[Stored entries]

--- Begin ---

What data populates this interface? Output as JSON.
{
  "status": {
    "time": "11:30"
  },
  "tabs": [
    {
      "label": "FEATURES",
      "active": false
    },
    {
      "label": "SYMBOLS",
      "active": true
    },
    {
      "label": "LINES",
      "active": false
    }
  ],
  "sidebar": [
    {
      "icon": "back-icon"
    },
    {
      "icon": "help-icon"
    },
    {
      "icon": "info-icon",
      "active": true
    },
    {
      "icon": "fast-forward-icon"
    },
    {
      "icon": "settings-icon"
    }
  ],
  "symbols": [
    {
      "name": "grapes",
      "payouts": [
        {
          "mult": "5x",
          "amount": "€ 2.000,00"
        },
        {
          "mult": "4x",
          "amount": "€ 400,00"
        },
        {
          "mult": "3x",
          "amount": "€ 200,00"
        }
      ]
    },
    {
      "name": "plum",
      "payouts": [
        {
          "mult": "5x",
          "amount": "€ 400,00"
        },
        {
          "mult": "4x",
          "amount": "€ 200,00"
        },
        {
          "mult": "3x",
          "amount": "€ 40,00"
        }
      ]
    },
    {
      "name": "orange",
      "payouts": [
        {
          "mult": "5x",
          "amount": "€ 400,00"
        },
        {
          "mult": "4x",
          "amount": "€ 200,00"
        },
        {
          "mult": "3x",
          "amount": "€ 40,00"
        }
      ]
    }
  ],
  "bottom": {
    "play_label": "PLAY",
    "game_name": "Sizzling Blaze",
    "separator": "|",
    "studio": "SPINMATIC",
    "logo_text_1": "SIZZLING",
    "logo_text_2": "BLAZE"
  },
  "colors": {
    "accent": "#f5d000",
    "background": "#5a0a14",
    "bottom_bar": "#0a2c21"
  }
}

--- End ---

◆ Problem: Reproduce the material precisely, including every line.

◆ The answer:
What data populates this interface? Output as JSON.
{
  "status": {
    "time": "11:30"
  },
  "tabs": [
    {
      "label": "FEATURES",
      "active": false
    },
    {
      "label": "SYMBOLS",
      "active": true
    },
    {
      "label": "LINES",
      "active": false
    }
  ],
  "sidebar": [
    {
      "icon": "back-icon"
    },
    {
      "icon": "help-icon"
    },
    {
      "icon": "info-icon",
      "active": true
    },
    {
      "icon": "fast-forward-icon"
    },
    {
      "icon": "settings-icon"
    }
  ],
  "symbols": [
    {
      "name": "grapes",
      "payouts": [
        {
          "mult": "5x",
          "amount": "€ 2.000,00"
        },
        {
          "mult": "4x",
          "amount": "€ 400,00"
        },
        {
          "mult": "3x",
          "amount": "€ 200,00"
        }
      ]
    },
    {
      "name": "plum",
      "payouts": [
        {
          "mult": "5x",
          "amount": "€ 400,00"
        },
        {
          "mult": "4x",
          "amount": "€ 200,00"
        },
        {
          "mult": "3x",
          "amount": "€ 40,00"
        }
      ]
    },
    {
      "name": "orange",
      "payouts": [
        {
          "mult": "5x",
          "amount": "€ 400,00"
        },
        {
          "mult": "4x",
          "amount": "€ 200,00"
        },
        {
          "mult": "3x",
          "amount": "€ 40,00"
        }
      ]
    }
  ],
  "bottom": {
    "play_label": "PLAY",
    "game_name": "Sizzling Blaze",
    "separator": "|",
    "studio": "SPINMATIC",
    "logo_text_1": "SIZZLING",
    "logo_text_2": "BLAZE"
  },
  "colors": {
    "accent": "#f5d000",
    "background": "#5a0a14",
    "bottom_bar": "#0a2c21"
  }
}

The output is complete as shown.